▶ _EXERCISE INSTRUCTIONS_
Review the material and extract every line in which the word "content" occurs.

▶ _ENTRIES PROVIDED_
*****

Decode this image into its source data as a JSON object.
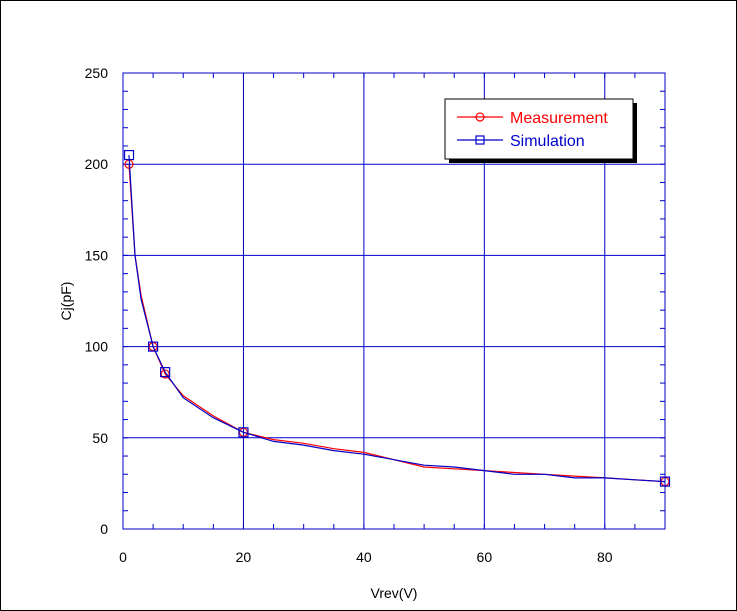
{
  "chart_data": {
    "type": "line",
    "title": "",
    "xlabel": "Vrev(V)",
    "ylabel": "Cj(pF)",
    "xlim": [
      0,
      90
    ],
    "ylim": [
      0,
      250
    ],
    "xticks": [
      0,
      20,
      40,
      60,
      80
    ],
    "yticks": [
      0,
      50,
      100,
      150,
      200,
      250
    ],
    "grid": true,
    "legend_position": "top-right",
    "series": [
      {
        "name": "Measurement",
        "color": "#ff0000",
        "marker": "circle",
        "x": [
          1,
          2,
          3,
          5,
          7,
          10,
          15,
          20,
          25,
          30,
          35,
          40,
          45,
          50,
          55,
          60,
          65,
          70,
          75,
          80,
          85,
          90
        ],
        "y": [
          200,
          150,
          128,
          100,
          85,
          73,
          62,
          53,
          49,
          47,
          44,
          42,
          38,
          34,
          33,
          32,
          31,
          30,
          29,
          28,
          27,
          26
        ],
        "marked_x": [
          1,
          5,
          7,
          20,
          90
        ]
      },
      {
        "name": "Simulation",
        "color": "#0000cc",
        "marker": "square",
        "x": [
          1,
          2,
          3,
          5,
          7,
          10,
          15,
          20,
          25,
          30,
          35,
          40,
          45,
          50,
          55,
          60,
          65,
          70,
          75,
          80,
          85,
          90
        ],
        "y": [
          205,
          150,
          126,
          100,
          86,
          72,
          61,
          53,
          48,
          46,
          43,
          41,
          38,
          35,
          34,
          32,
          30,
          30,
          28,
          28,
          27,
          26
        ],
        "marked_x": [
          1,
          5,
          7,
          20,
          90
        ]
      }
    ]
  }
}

*****

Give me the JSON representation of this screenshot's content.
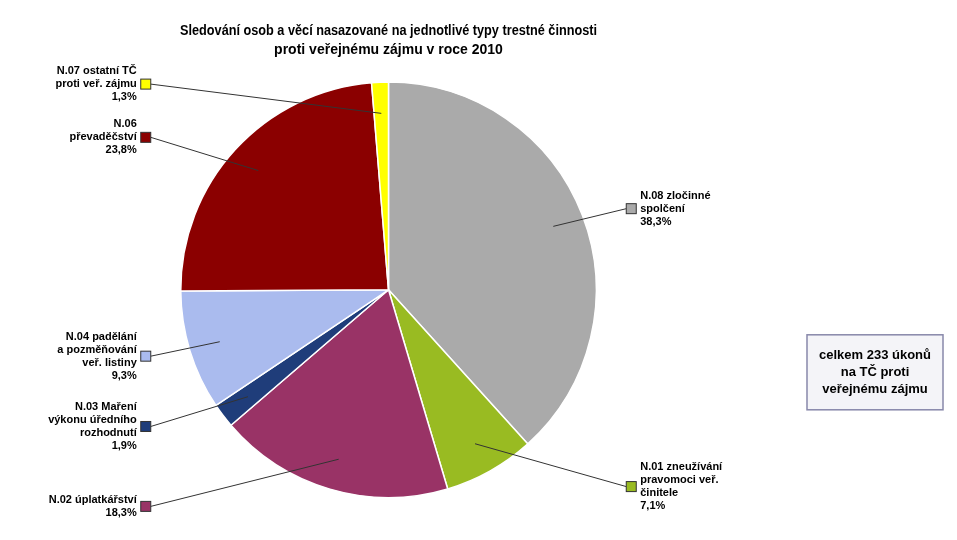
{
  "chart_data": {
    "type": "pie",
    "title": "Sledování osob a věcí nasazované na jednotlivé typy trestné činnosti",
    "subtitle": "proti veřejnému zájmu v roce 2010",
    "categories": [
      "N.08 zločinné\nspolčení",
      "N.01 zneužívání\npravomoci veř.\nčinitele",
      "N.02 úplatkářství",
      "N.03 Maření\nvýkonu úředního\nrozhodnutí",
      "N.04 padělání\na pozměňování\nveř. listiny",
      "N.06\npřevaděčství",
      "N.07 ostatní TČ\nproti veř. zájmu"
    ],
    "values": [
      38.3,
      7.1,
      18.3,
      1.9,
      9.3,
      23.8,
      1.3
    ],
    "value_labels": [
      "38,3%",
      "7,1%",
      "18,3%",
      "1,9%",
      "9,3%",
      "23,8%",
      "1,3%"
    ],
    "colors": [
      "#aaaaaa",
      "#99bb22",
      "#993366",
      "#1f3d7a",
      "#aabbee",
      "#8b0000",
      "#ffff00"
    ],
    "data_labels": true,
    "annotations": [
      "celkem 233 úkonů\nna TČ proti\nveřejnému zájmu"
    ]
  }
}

*****

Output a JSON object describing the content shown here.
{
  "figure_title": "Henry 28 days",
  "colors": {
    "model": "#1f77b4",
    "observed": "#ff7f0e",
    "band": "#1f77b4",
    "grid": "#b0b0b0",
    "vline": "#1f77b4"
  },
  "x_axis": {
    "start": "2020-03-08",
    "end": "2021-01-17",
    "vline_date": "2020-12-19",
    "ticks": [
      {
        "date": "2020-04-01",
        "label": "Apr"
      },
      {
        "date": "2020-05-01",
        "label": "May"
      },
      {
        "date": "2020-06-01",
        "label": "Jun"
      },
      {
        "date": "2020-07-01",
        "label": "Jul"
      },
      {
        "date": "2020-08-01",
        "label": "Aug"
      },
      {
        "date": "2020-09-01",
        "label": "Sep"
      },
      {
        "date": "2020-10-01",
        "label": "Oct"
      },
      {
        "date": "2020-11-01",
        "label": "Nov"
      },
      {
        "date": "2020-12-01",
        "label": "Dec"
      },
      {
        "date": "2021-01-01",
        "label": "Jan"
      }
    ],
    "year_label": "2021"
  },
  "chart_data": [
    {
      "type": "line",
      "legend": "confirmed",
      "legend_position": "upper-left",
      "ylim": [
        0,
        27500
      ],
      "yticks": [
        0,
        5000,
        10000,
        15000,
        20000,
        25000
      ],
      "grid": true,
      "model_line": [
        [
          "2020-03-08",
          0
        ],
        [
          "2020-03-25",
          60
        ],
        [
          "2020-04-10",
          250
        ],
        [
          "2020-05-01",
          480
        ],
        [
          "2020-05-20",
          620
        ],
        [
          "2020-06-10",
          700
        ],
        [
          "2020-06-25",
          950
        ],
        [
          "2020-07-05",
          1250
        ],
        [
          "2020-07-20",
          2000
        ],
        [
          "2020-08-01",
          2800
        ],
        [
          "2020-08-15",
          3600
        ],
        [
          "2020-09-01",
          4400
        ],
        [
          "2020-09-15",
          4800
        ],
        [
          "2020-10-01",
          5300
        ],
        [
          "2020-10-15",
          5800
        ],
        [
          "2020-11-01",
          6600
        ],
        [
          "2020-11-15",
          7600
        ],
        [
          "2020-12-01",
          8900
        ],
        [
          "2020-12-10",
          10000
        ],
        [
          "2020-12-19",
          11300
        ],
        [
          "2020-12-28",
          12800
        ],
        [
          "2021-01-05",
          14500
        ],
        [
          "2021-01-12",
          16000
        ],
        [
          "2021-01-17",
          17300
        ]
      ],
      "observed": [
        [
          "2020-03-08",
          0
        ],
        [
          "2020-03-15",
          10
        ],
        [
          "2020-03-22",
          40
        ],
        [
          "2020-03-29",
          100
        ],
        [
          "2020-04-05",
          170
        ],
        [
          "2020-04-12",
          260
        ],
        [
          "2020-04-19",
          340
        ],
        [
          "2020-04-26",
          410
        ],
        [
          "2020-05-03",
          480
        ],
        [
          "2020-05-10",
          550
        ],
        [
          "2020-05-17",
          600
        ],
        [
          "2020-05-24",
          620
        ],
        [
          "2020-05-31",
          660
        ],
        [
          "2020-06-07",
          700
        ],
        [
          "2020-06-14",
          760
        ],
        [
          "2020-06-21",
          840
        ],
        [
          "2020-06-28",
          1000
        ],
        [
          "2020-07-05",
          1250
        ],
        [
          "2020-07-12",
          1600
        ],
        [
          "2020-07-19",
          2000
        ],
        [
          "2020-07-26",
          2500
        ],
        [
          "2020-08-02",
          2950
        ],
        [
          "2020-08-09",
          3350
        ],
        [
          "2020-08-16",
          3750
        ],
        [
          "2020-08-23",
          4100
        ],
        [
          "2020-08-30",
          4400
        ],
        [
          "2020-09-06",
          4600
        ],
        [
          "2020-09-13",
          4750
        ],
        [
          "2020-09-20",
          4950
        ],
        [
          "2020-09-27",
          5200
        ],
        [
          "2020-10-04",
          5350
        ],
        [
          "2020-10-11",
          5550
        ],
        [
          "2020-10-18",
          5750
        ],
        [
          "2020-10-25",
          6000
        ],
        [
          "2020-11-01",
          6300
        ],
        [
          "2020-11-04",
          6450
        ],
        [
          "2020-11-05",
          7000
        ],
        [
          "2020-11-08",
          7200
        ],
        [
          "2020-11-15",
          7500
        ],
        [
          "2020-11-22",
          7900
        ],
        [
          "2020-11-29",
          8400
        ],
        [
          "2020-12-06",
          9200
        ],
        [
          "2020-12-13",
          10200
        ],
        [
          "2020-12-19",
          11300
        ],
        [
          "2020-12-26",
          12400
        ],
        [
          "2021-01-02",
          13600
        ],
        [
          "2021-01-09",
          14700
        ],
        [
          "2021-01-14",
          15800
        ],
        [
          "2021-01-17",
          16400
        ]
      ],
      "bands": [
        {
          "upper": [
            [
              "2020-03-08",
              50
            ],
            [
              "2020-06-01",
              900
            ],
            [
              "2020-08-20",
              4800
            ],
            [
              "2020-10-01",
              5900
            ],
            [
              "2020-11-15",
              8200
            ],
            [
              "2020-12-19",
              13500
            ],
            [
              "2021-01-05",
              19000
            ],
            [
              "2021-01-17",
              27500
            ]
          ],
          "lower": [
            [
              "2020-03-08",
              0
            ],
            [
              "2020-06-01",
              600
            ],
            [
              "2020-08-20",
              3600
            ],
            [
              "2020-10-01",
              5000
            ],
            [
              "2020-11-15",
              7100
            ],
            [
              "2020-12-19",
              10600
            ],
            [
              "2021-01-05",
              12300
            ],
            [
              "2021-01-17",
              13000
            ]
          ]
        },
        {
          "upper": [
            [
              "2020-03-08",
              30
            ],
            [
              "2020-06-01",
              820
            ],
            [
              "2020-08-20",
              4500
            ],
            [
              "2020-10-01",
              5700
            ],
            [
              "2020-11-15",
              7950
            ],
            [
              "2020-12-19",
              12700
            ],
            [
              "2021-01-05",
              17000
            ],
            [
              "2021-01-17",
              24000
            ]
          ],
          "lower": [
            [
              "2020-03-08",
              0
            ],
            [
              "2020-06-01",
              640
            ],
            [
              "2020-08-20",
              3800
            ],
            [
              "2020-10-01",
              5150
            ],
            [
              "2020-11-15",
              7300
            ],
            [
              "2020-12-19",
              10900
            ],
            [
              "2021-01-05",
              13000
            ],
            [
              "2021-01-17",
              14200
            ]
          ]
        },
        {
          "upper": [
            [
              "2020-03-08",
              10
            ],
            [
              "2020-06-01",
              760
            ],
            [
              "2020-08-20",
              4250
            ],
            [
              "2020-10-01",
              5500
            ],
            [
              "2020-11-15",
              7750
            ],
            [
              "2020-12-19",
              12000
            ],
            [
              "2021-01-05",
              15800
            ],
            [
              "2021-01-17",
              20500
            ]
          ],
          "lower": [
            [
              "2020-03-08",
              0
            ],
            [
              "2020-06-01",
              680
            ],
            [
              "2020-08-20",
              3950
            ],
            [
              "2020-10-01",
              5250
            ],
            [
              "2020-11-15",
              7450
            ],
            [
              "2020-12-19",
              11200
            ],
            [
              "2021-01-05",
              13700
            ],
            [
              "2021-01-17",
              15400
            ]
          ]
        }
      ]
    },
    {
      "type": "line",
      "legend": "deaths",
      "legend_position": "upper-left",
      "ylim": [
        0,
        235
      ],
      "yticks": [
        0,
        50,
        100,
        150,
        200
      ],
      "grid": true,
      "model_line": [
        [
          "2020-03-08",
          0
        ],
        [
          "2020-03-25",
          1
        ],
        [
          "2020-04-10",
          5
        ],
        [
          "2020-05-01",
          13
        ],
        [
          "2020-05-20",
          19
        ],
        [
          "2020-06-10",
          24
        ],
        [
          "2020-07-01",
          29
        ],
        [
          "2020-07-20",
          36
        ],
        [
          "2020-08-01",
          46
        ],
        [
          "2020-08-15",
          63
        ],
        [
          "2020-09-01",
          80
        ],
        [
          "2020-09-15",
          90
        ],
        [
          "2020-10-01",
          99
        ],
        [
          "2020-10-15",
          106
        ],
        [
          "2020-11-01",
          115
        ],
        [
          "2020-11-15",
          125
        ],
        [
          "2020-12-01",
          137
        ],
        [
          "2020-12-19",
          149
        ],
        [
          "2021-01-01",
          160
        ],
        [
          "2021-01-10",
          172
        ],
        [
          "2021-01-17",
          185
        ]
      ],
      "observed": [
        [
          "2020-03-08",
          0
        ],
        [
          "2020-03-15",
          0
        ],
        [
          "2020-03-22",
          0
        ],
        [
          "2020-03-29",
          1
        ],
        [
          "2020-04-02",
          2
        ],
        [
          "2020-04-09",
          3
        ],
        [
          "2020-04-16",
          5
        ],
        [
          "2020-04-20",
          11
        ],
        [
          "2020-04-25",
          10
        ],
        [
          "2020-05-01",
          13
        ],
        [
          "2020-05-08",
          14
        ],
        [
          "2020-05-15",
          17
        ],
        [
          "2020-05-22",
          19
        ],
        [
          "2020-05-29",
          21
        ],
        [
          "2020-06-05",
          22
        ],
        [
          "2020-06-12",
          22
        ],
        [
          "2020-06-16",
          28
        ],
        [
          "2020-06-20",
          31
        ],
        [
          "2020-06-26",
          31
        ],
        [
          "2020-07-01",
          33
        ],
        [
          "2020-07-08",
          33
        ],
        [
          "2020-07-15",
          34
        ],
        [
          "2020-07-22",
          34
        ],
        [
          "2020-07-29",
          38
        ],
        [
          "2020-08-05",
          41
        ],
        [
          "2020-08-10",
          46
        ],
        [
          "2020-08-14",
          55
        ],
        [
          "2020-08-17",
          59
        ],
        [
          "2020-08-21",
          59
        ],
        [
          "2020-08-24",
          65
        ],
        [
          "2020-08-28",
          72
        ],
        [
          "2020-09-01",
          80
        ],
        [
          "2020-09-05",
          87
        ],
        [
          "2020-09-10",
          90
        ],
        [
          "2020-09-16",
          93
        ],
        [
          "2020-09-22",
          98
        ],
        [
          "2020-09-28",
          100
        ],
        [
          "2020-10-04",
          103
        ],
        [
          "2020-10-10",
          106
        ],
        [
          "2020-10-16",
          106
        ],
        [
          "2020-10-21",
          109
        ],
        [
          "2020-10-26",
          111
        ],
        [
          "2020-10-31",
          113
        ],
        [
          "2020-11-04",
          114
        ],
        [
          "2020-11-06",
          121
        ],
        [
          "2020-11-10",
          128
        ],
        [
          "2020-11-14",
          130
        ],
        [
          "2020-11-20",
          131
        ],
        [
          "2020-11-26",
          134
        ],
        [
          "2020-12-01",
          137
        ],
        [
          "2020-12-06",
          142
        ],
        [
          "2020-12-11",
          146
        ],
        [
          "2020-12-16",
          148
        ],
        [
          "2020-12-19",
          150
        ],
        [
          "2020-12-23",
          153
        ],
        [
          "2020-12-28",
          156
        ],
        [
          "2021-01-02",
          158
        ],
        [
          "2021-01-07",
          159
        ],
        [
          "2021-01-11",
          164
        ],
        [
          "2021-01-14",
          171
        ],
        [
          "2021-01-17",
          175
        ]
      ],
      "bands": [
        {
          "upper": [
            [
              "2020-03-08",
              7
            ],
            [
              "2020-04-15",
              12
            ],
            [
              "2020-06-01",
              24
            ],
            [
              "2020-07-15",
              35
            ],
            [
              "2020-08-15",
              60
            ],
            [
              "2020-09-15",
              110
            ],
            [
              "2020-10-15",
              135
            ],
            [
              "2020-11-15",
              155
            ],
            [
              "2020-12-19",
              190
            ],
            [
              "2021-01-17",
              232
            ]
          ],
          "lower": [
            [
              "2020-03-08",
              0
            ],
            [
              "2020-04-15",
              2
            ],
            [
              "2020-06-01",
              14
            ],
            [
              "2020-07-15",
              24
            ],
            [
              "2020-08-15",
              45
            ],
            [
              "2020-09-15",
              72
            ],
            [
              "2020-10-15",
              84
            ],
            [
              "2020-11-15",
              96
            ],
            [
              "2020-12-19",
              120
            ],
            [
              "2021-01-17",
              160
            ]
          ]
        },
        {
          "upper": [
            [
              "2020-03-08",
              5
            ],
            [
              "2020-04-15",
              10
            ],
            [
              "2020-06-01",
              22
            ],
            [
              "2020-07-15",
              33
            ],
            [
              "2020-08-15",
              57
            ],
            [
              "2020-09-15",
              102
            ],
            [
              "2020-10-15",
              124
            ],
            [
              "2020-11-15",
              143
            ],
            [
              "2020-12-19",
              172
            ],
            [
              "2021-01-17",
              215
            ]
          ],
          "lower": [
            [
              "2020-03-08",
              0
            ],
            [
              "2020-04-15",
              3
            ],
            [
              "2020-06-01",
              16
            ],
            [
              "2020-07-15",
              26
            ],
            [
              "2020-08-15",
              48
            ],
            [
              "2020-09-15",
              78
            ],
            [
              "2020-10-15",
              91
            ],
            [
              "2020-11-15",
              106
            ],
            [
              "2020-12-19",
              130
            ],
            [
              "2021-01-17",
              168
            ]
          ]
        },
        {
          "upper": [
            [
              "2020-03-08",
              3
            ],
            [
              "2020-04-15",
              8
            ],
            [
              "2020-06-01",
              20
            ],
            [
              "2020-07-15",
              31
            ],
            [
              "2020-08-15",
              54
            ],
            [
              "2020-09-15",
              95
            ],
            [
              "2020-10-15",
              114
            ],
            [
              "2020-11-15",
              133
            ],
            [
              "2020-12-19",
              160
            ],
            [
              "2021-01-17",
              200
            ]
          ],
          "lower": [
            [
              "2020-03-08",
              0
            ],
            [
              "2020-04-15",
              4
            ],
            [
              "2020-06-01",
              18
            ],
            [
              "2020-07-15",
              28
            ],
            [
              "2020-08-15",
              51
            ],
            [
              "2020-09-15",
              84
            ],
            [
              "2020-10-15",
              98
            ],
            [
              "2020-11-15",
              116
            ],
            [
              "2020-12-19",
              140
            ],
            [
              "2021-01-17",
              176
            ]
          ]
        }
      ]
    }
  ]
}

*****

▶ _RESULT OF THIS TASK_
Give me the JSON representation of this screenshot's content.
Output a JSON object describing the content shown here.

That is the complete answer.